Please retype the data in full and exactly; the pictures are not part of the copy.
※ ※ ※
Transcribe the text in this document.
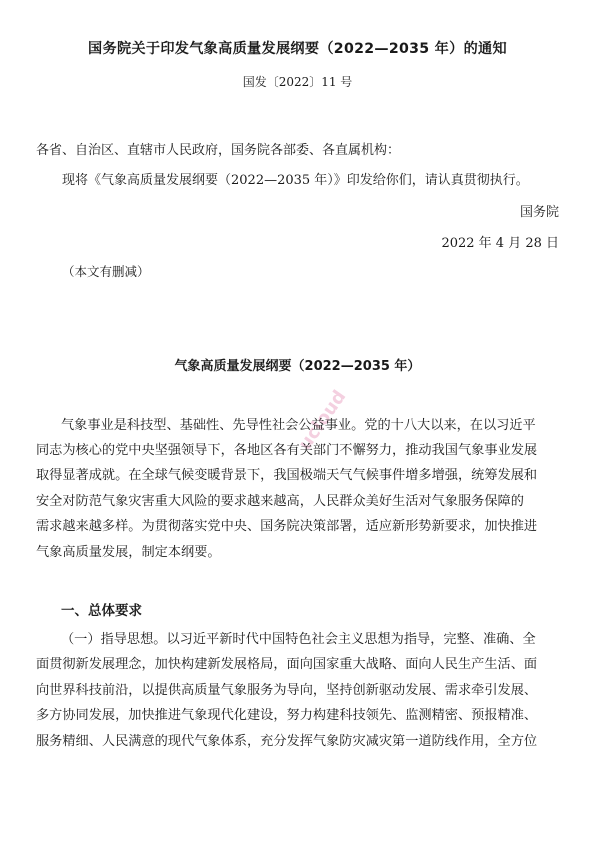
国务院关于印发气象高质量发展纲要（2022—2035 年）的通知
国发〔2022〕11 号
各省、自治区、直辖市人民政府，国务院各部委、各直属机构：
现将《气象高质量发展纲要（2022—2035 年）》印发给你们，请认真贯彻执行。
国务院
2022 年 4 月 28 日
（本文有删减）
气象高质量发展纲要（2022—2035 年）
ucloud
气象事业是科技型、基础性、先导性社会公益事业。党的十八大以来，在以习近平
同志为核心的党中央坚强领导下，各地区各有关部门不懈努力，推动我国气象事业发展
取得显著成就。在全球气候变暖背景下，我国极端天气气候事件增多增强，统筹发展和
安全对防范气象灾害重大风险的要求越来越高，人民群众美好生活对气象服务保障的
需求越来越多样。为贯彻落实党中央、国务院决策部署，适应新形势新要求，加快推进
气象高质量发展，制定本纲要。
一、总体要求
（一）指导思想。以习近平新时代中国特色社会主义思想为指导，完整、准确、全
面贯彻新发展理念，加快构建新发展格局，面向国家重大战略、面向人民生产生活、面
向世界科技前沿，以提供高质量气象服务为导向，坚持创新驱动发展、需求牵引发展、
多方协同发展，加快推进气象现代化建设，努力构建科技领先、监测精密、预报精准、
服务精细、人民满意的现代气象体系，充分发挥气象防灾减灾第一道防线作用，全方位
※ ※ ※
- **Written response**
Transcribe the text in this document.
国务院关于印发气象高质量发展纲要（2022—2035 年）的通知
国发〔2022〕11 号
各省、自治区、直辖市人民政府，国务院各部委、各直属机构：
现将《气象高质量发展纲要（2022—2035 年）》印发给你们，请认真贯彻执行。
国务院
2022 年 4 月 28 日
（本文有删减）
气象高质量发展纲要（2022—2035 年）
ucloud
气象事业是科技型、基础性、先导性社会公益事业。党的十八大以来，在以习近平
同志为核心的党中央坚强领导下，各地区各有关部门不懈努力，推动我国气象事业发展
取得显著成就。在全球气候变暖背景下，我国极端天气气候事件增多增强，统筹发展和
安全对防范气象灾害重大风险的要求越来越高，人民群众美好生活对气象服务保障的
需求越来越多样。为贯彻落实党中央、国务院决策部署，适应新形势新要求，加快推进
气象高质量发展，制定本纲要。
一、总体要求
（一）指导思想。以习近平新时代中国特色社会主义思想为指导，完整、准确、全
面贯彻新发展理念，加快构建新发展格局，面向国家重大战略、面向人民生产生活、面
向世界科技前沿，以提供高质量气象服务为导向，坚持创新驱动发展、需求牵引发展、
多方协同发展，加快推进气象现代化建设，努力构建科技领先、监测精密、预报精准、
服务精细、人民满意的现代气象体系，充分发挥气象防灾减灾第一道防线作用，全方位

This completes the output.